Reproduce all the material exactly, minus any pictures it holds.

------

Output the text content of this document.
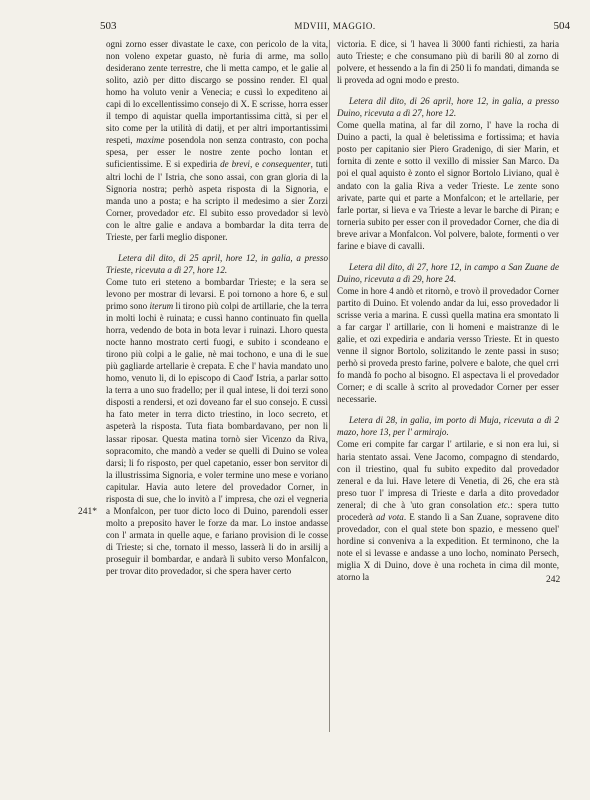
503	MDVIII, MAGGIO.	504
241*
242

ogni zorno esser divastate le caxe, con pericolo de la vita, non voleno expetar guasto, nè furia di arme, ma sollo desiderano zente terrestre, che li metta campo, et le galie al solito, aziò per ditto discargo se possino render. El qual homo ha voluto venir a Venecia; e cussì lo expediteno ai capi di lo excellentissimo consejo di X. E scrisse, horra esser il tempo di aquistar quella importantissima città, si per el sito come per la utilità di datij, et per altri importantissimi respeti, maxime posendola non senza contrasto, con pocha spesa, per esser le nostre zente pocho lontan et suficientissime. E si expediria de brevi, e consequenter, tuti altri lochi de l' Istria, che sono assai, con gran gloria di la Signoria nostra; perhò aspeta risposta di la Signoria, e manda uno a posta; e ha scripto il medesimo a sier Zorzi Corner, provedador etc. El subito esso provedador si levò con le altre galie e andava a bombardar la dita terra de Trieste, per farli meglio disponer.

Letera dil dito, di 25 april, hore 12, in galia, a presso Trieste, ricevuta a dì 27, hore 12.

Come tuto eri steteno a bombardar Trieste; e la sera se levono per mostrar di levarsi. E poi tornono a hore 6, e sul primo sono iterum li tirono più colpi de artillarie, che la terra in molti lochi è ruinata; e cussì hanno continuato fin quella horra, vedendo de bota in bota levar i ruinazi. Lhoro questa nocte hanno mostrato certi fuogi, e subito i scondeano e tirono più colpi a le galie, nè mai tochono, e una di le sue più gagliarde artellarie è crepata. E che l' havia mandato uno homo, venuto li, di lo episcopo di Caod' Istria, a parlar sotto la terra a uno suo fradello; per il qual intese, li doi terzi sono disposti a rendersi, et ozi doveano far el suo consejo. E cussì ha fato meter in terra dicto triestino, in loco secreto, et aspeterà la risposta. Tuta fiata bombardavano, per non li lassar riposar. Questa matina tornò sier Vicenzo da Riva, sopracomito, che mandò a veder se quelli di Duino se volea darsi; li fo risposto, per quel capetanio, esser bon servitor di la illustrissima Signoria, e voler termine uno mese e voriano capitular. Havia auto letere del provedador Corner, in risposta di sue, che lo invitò a l' impresa, che ozi el vegneria a Monfalcon, per tuor dicto loco di Duino, parendoli esser molto a preposito haver le forze da mar. Lo instoe andasse con l' armata in quelle aque, e fariano provision di le cosse di Trieste; si che, tornato il messo, lasserà li do in arsilij a proseguir il bombardar, e andarà lì subito verso Monfalcon, per trovar dito provedador, si che spera haver certo

victoria. E dice, si 'l havea li 3000 fanti richiesti, za haria auto Trieste; e che consumano più di barili 80 al zorno di polvere, et hessendo a la fin di 250 li fo mandati, dimanda se li proveda ad ogni modo e presto.

Letera dil dito, di 26 april, hore 12, in galia, a presso Duino, ricevuta a dì 27, hore 12.

Come quella matina, al far dil zorno, l' have la rocha di Duino a pacti, la qual è beletissima e fortissima; et havia posto per capitanio sier Piero Gradenigo, di sier Marin, et fornita di zente e sotto il vexillo di missier San Marco. Da poi el qual aquisto è zonto el signor Bortolo Liviano, qual è andato con la galia Riva a veder Trieste. Le zente sono arivate, parte qui et parte a Monfalcon; et le artellarie, per farle portar, si lieva e va Trieste a levar le barche di Piran; e torneria subito per esser con il provedador Corner, che dia di breve arivar a Monfalcon. Vol polvere, balote, formenti o ver farine e biave di cavalli.

Letera dil dito, di 27, hore 12, in campo a San Zuane de Duino, ricevuta a dì 29, hore 24.

Come in hore 4 andò et ritornò, e trovò il provedador Corner partito di Duino. Et volendo andar da lui, esso provedador li scrisse veria a marina. E cussì quella matina era smontato lì a far cargar l' artillarie, con li homeni e maistranze di le galie, et ozi expediria e andaria versso Trieste. Et in questo venne il signor Bortolo, solizitando le zente passi in suso; perhò si proveda presto farine, polvere e balote, che quel crri fo mandà fo pocho al bisogno. El aspectava li el provedador Corner; e di scalle à scrito al provedador Corner per esser necessarie.

Letera di 28, in galia, im porto di Muja, ricevuta a dì 2 mazo, hore 13, per l' armirajo.

Come eri compite far cargar l' artilarie, e si non era lui, si haria stentato assai. Vene Jacomo, compagno di stendardo, con il triestino, qual fu subito expedito dal provedador zeneral e da lui. Have letere di Venetia, di 26, che era stà preso tuor l' impresa di Trieste e darla a dito provedador zeneral; di che à 'uto gran consolation etc.: spera tutto procederà ad vota. E stando lì a San Zuane, sopravene dito provedador, con el qual stete bon spazio, e messeno quel' hordine si conveniva a la expedition. Et terminono, che la note el si levasse e andasse a uno locho, nominato Persech, miglia X di Duino, dove è una rocheta in cima dil monte, atorno la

------

[Answer to the problem]
Output the text content of this document.
503	MDVIII, MAGGIO.	504
241*
242

ogni zorno esser divastate le caxe, con pericolo de la vita, non voleno expetar guasto, nè furia di arme, ma sollo desiderano zente terrestre, che li metta campo, et le galie al solito, aziò per ditto discargo se possino render. El qual homo ha voluto venir a Venecia; e cussì lo expediteno ai capi di lo excellentissimo consejo di X. E scrisse, horra esser il tempo di aquistar quella importantissima città, si per el sito come per la utilità di datij, et per altri importantissimi respeti, maxime posendola non senza contrasto, con pocha spesa, per esser le nostre zente pocho lontan et suficientissime. E si expediria de brevi, e consequenter, tuti altri lochi de l' Istria, che sono assai, con gran gloria di la Signoria nostra; perhò aspeta risposta di la Signoria, e manda uno a posta; e ha scripto il medesimo a sier Zorzi Corner, provedador etc. El subito esso provedador si levò con le altre galie e andava a bombardar la dita terra de Trieste, per farli meglio disponer.

Letera dil dito, di 25 april, hore 12, in galia, a presso Trieste, ricevuta a dì 27, hore 12.

Come tuto eri steteno a bombardar Trieste; e la sera se levono per mostrar di levarsi. E poi tornono a hore 6, e sul primo sono iterum li tirono più colpi de artillarie, che la terra in molti lochi è ruinata; e cussì hanno continuato fin quella horra, vedendo de bota in bota levar i ruinazi. Lhoro questa nocte hanno mostrato certi fuogi, e subito i scondeano e tirono più colpi a le galie, nè mai tochono, e una di le sue più gagliarde artellarie è crepata. E che l' havia mandato uno homo, venuto li, di lo episcopo di Caod' Istria, a parlar sotto la terra a uno suo fradello; per il qual intese, li doi terzi sono disposti a rendersi, et ozi doveano far el suo consejo. E cussì ha fato meter in terra dicto triestino, in loco secreto, et aspeterà la risposta. Tuta fiata bombardavano, per non li lassar riposar. Questa matina tornò sier Vicenzo da Riva, sopracomito, che mandò a veder se quelli di Duino se volea darsi; li fo risposto, per quel capetanio, esser bon servitor di la illustrissima Signoria, e voler termine uno mese e voriano capitular. Havia auto letere del provedador Corner, in risposta di sue, che lo invitò a l' impresa, che ozi el vegneria a Monfalcon, per tuor dicto loco di Duino, parendoli esser molto a preposito haver le forze da mar. Lo instoe andasse con l' armata in quelle aque, e fariano provision di le cosse di Trieste; si che, tornato il messo, lasserà li do in arsilij a proseguir il bombardar, e andarà lì subito verso Monfalcon, per trovar dito provedador, si che spera haver certo

victoria. E dice, si 'l havea li 3000 fanti richiesti, za haria auto Trieste; e che consumano più di barili 80 al zorno di polvere, et hessendo a la fin di 250 li fo mandati, dimanda se li proveda ad ogni modo e presto.

Letera dil dito, di 26 april, hore 12, in galia, a presso Duino, ricevuta a dì 27, hore 12.

Come quella matina, al far dil zorno, l' have la rocha di Duino a pacti, la qual è beletissima e fortissima; et havia posto per capitanio sier Piero Gradenigo, di sier Marin, et fornita di zente e sotto il vexillo di missier San Marco. Da poi el qual aquisto è zonto el signor Bortolo Liviano, qual è andato con la galia Riva a veder Trieste. Le zente sono arivate, parte qui et parte a Monfalcon; et le artellarie, per farle portar, si lieva e va Trieste a levar le barche di Piran; e torneria subito per esser con il provedador Corner, che dia di breve arivar a Monfalcon. Vol polvere, balote, formenti o ver farine e biave di cavalli.

Letera dil dito, di 27, hore 12, in campo a San Zuane de Duino, ricevuta a dì 29, hore 24.

Come in hore 4 andò et ritornò, e trovò il provedador Corner partito di Duino. Et volendo andar da lui, esso provedador li scrisse veria a marina. E cussì quella matina era smontato lì a far cargar l' artillarie, con li homeni e maistranze di le galie, et ozi expediria e andaria versso Trieste. Et in questo venne il signor Bortolo, solizitando le zente passi in suso; perhò si proveda presto farine, polvere e balote, che quel crri fo mandà fo pocho al bisogno. El aspectava li el provedador Corner; e di scalle à scrito al provedador Corner per esser necessarie.

Letera di 28, in galia, im porto di Muja, ricevuta a dì 2 mazo, hore 13, per l' armirajo.

Come eri compite far cargar l' artilarie, e si non era lui, si haria stentato assai. Vene Jacomo, compagno di stendardo, con il triestino, qual fu subito expedito dal provedador zeneral e da lui. Have letere di Venetia, di 26, che era stà preso tuor l' impresa di Trieste e darla a dito provedador zeneral; di che à 'uto gran consolation etc.: spera tutto procederà ad vota. E stando lì a San Zuane, sopravene dito provedador, con el qual stete bon spazio, e messeno quel' hordine si conveniva a la expedition. Et terminono, che la note el si levasse e andasse a uno locho, nominato Persech, miglia X di Duino, dove è una rocheta in cima dil monte, atorno la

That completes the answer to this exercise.